[Raw records]
◇ ◇ ◇ ◇ ◇

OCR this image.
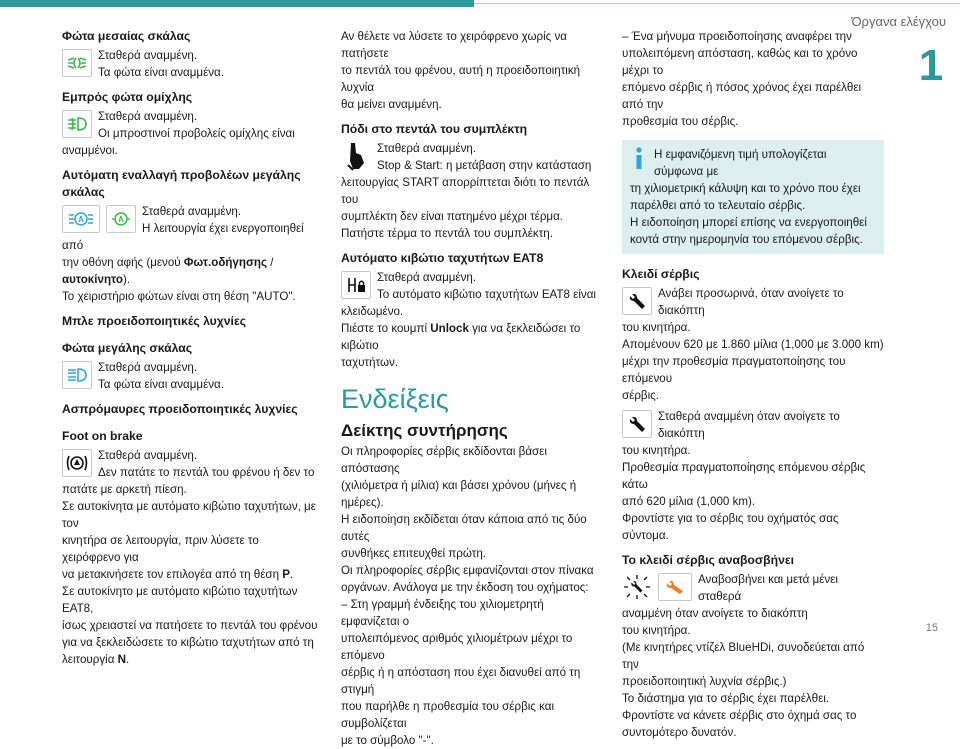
Όργανα ελέγχου
1
15
Φώτα μεσαίας σκάλας
Σταθερά αναμμένη.
Τα φώτα είναι αναμμένα.
Εμπρός φώτα ομίχλης
Σταθερά αναμμένη.
Οι μπροστινοί προβολείς ομίχλης είναι
αναμμένοι.
Αυτόματη εναλλαγή προβολέων μεγάλης σκάλας
A	A
Σταθερά αναμμένη.
Η λειτουργία έχει ενεργοποιηθεί από
την οθόνη αφής (μενού Φωτ.οδήγησης / αυτοκίνητο).
Το χειριστήριο φώτων είναι στη θέση "AUTO".
Μπλε προειδοποιητικές λυχνίες
Φώτα μεγάλης σκάλας
Σταθερά αναμμένη.
Τα φώτα είναι αναμμένα.
Ασπρόμαυρες προειδοποιητικές λυχνίες
Foot on brake
Σταθερά αναμμένη.
Δεν πατάτε το πεντάλ του φρένου ή δεν το
πατάτε με αρκετή πίεση.
Σε αυτοκίνητα με αυτόματο κιβώτιο ταχυτήτων, με τον
κινητήρα σε λειτουργία, πριν λύσετε το χειρόφρενο για
να μετακινήσετε τον επιλογέα από τη θέση P.
Σε αυτοκίνητο με αυτόματο κιβώτιο ταχυτήτων EAT8,
ίσως χρειαστεί να πατήσετε το πεντάλ του φρένου
για να ξεκλειδώσετε το κιβώτιο ταχυτήτων από τη
λειτουργία N.
Αν θέλετε να λύσετε το χειρόφρενο χωρίς να πατήσετε
το πεντάλ του φρένου, αυτή η προειδοποιητική λυχνία
θα μείνει αναμμένη.
Πόδι στο πεντάλ του συμπλέκτη
Σταθερά αναμμένη.
Stop & Start: η μετάβαση στην κατάσταση
λειτουργίας START απορρίπτεται διότι το πεντάλ του
συμπλέκτη δεν είναι πατημένο μέχρι τέρμα.
Πατήστε τέρμα το πεντάλ του συμπλέκτη.
Αυτόματο κιβώτιο ταχυτήτων EAT8
Σταθερά αναμμένη.
Το αυτόματο κιβώτιο ταχυτήτων EAT8 είναι
κλειδωμένο.
Πιέστε το κουμπί Unlock για να ξεκλειδώσει το κιβώτιο
ταχυτήτων.
Ενδείξεις
Δείκτης συντήρησης
Οι πληροφορίες σέρβις εκδίδονται βάσει απόστασης
(χιλιόμετρα ή μίλια) και βάσει χρόνου (μήνες ή ημέρες).
Η ειδοποίηση εκδίδεται όταν κάποια από τις δύο αυτές
συνθήκες επιτευχθεί πρώτη.
Οι πληροφορίες σέρβις εμφανίζονται στον πίνακα
οργάνων. Ανάλογα με την έκδοση του οχήματος:
– Στη γραμμή ένδειξης του χιλιομετρητή εμφανίζεται ο
υπολειπόμενος αριθμός χιλιομέτρων μέχρι το επόμενο
σέρβις ή η απόσταση που έχει διανυθεί από τη στιγμή
που παρήλθε η προθεσμία του σέρβις και συμβολίζεται
με το σύμβολο "-".
– Ένα μήνυμα προειδοποίησης αναφέρει την
υπολειπόμενη απόσταση, καθώς και το χρόνο μέχρι το
επόμενο σέρβις ή πόσος χρόνος έχει παρέλθει από την
προθεσμία του σέρβις.
Η εμφανιζόμενη τιμή υπολογίζεται σύμφωνα με
τη χιλιομετρική κάλυψη και το χρόνο που έχει
παρέλθει από το τελευταίο σέρβις.
Η ειδοποίηση μπορεί επίσης να ενεργοποιηθεί
κοντά στην ημερομηνία του επόμενου σέρβις.
Κλειδί σέρβις
Ανάβει προσωρινά, όταν ανοίγετε το διακόπτη
του κινητήρα.
Απομένουν 620 με 1.860 μίλια (1,000 με 3.000 km)
μέχρι την προθεσμία πραγματοποίησης του επόμενου
σέρβις.
Σταθερά αναμμένη όταν ανοίγετε το διακόπτη
του κινητήρα.
Προθεσμία πραγματοποίησης επόμενου σέρβις κάτω
από 620 μίλια (1,000 km).
Φροντίστε για το σέρβις του οχήματός σας σύντομα.
Το κλειδί σέρβις αναβοσβήνει
Αναβοσβήνει και μετά μένει σταθερά
αναμμένη όταν ανοίγετε το διακόπτη
του κινητήρα.
(Με κινητήρες ντίζελ BlueHDi, συνοδεύεται από την
προειδοποιητική λυχνία σέρβις.)
Το διάστημα για το σέρβις έχει παρέλθει.
Φροντίστε να κάνετε σέρβις στο όχημά σας το
συντομότερο δυνατόν.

◇ ◇ ◇ ◇ ◇

» **TASK PROMPT**
Which lines include "στην"? Copy each of them out.

» **SOLUTION FOR THIS TASK**
Stop & Start: η μετάβαση στην κατάσταση
κοντά στην ημερομηνία του επόμενου σέρβις.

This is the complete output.